> [The request] Reproduce all entries word for word.

::::::::::

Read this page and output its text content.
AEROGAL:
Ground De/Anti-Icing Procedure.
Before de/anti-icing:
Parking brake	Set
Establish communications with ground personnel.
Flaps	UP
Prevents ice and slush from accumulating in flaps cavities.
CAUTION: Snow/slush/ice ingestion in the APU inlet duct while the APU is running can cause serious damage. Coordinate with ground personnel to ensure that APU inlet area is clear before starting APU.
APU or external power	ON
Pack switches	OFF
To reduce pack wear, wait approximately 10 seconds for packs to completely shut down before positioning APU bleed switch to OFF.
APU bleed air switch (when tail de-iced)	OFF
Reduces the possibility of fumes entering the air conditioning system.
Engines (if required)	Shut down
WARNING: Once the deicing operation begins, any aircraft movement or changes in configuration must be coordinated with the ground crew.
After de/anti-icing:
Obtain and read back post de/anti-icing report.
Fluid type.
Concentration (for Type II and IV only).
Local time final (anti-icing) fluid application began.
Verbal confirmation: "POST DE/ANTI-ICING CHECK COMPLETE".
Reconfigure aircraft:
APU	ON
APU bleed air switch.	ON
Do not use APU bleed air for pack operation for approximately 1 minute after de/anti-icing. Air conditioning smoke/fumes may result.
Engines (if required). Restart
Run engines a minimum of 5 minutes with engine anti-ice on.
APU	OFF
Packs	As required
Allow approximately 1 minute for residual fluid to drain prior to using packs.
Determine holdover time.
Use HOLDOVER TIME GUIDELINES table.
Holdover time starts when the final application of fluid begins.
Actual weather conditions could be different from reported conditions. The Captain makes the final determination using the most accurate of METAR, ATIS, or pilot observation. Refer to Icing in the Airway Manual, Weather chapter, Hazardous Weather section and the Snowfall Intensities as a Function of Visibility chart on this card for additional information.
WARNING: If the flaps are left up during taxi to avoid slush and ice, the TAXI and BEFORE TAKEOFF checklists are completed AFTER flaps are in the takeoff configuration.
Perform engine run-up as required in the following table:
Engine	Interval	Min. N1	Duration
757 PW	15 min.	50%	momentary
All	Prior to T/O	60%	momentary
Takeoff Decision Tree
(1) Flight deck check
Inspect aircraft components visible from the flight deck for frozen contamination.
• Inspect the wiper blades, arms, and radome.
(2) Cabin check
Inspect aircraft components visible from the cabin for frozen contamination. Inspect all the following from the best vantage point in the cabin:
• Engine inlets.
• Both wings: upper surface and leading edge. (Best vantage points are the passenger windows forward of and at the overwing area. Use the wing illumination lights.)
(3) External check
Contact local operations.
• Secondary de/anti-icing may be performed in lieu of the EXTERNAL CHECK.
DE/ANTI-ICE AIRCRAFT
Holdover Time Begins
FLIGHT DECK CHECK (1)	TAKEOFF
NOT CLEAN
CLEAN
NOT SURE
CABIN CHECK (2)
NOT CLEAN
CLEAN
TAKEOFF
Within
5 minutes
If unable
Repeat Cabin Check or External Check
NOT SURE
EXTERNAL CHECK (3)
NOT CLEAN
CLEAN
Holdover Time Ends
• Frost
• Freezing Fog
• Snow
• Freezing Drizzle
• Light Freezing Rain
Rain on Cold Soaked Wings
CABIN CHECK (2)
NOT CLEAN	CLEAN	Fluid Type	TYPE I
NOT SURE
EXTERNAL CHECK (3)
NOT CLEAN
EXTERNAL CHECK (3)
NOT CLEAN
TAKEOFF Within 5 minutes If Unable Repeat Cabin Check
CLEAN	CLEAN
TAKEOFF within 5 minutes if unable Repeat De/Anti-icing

::::::::::

> [Response to this task]
Read this page and output its text content.
AEROGAL:
Ground De/Anti-Icing Procedure.
Before de/anti-icing:
Parking brake	Set
Establish communications with ground personnel.
Flaps	UP
Prevents ice and slush from accumulating in flaps cavities.
CAUTION: Snow/slush/ice ingestion in the APU inlet duct while the APU is running can cause serious damage. Coordinate with ground personnel to ensure that APU inlet area is clear before starting APU.
APU or external power	ON
Pack switches	OFF
To reduce pack wear, wait approximately 10 seconds for packs to completely shut down before positioning APU bleed switch to OFF.
APU bleed air switch (when tail de-iced)	OFF
Reduces the possibility of fumes entering the air conditioning system.
Engines (if required)	Shut down
WARNING: Once the deicing operation begins, any aircraft movement or changes in configuration must be coordinated with the ground crew.
After de/anti-icing:
Obtain and read back post de/anti-icing report.
Fluid type.
Concentration (for Type II and IV only).
Local time final (anti-icing) fluid application began.
Verbal confirmation: "POST DE/ANTI-ICING CHECK COMPLETE".
Reconfigure aircraft:
APU	ON
APU bleed air switch.	ON
Do not use APU bleed air for pack operation for approximately 1 minute after de/anti-icing. Air conditioning smoke/fumes may result.
Engines (if required). Restart
Run engines a minimum of 5 minutes with engine anti-ice on.
APU	OFF
Packs	As required
Allow approximately 1 minute for residual fluid to drain prior to using packs.
Determine holdover time.
Use HOLDOVER TIME GUIDELINES table.
Holdover time starts when the final application of fluid begins.
Actual weather conditions could be different from reported conditions. The Captain makes the final determination using the most accurate of METAR, ATIS, or pilot observation. Refer to Icing in the Airway Manual, Weather chapter, Hazardous Weather section and the Snowfall Intensities as a Function of Visibility chart on this card for additional information.
WARNING: If the flaps are left up during taxi to avoid slush and ice, the TAXI and BEFORE TAKEOFF checklists are completed AFTER flaps are in the takeoff configuration.
Perform engine run-up as required in the following table:
Engine	Interval	Min. N1	Duration
757 PW	15 min.	50%	momentary
All	Prior to T/O	60%	momentary
Takeoff Decision Tree
(1) Flight deck check
Inspect aircraft components visible from the flight deck for frozen contamination.
• Inspect the wiper blades, arms, and radome.
(2) Cabin check
Inspect aircraft components visible from the cabin for frozen contamination. Inspect all the following from the best vantage point in the cabin:
• Engine inlets.
• Both wings: upper surface and leading edge. (Best vantage points are the passenger windows forward of and at the overwing area. Use the wing illumination lights.)
(3) External check
Contact local operations.
• Secondary de/anti-icing may be performed in lieu of the EXTERNAL CHECK.
DE/ANTI-ICE AIRCRAFT
Holdover Time Begins
FLIGHT DECK CHECK (1)	TAKEOFF
NOT CLEAN
CLEAN
NOT SURE
CABIN CHECK (2)
NOT CLEAN
CLEAN
TAKEOFF
Within
5 minutes
If unable
Repeat Cabin Check or External Check
NOT SURE
EXTERNAL CHECK (3)
NOT CLEAN
CLEAN
Holdover Time Ends
• Frost
• Freezing Fog
• Snow
• Freezing Drizzle
• Light Freezing Rain
Rain on Cold Soaked Wings
CABIN CHECK (2)
NOT CLEAN	CLEAN	Fluid Type	TYPE I
NOT SURE
EXTERNAL CHECK (3)
NOT CLEAN
EXTERNAL CHECK (3)
NOT CLEAN
TAKEOFF Within 5 minutes If Unable Repeat Cabin Check
CLEAN	CLEAN
TAKEOFF within 5 minutes if unable Repeat De/Anti-icing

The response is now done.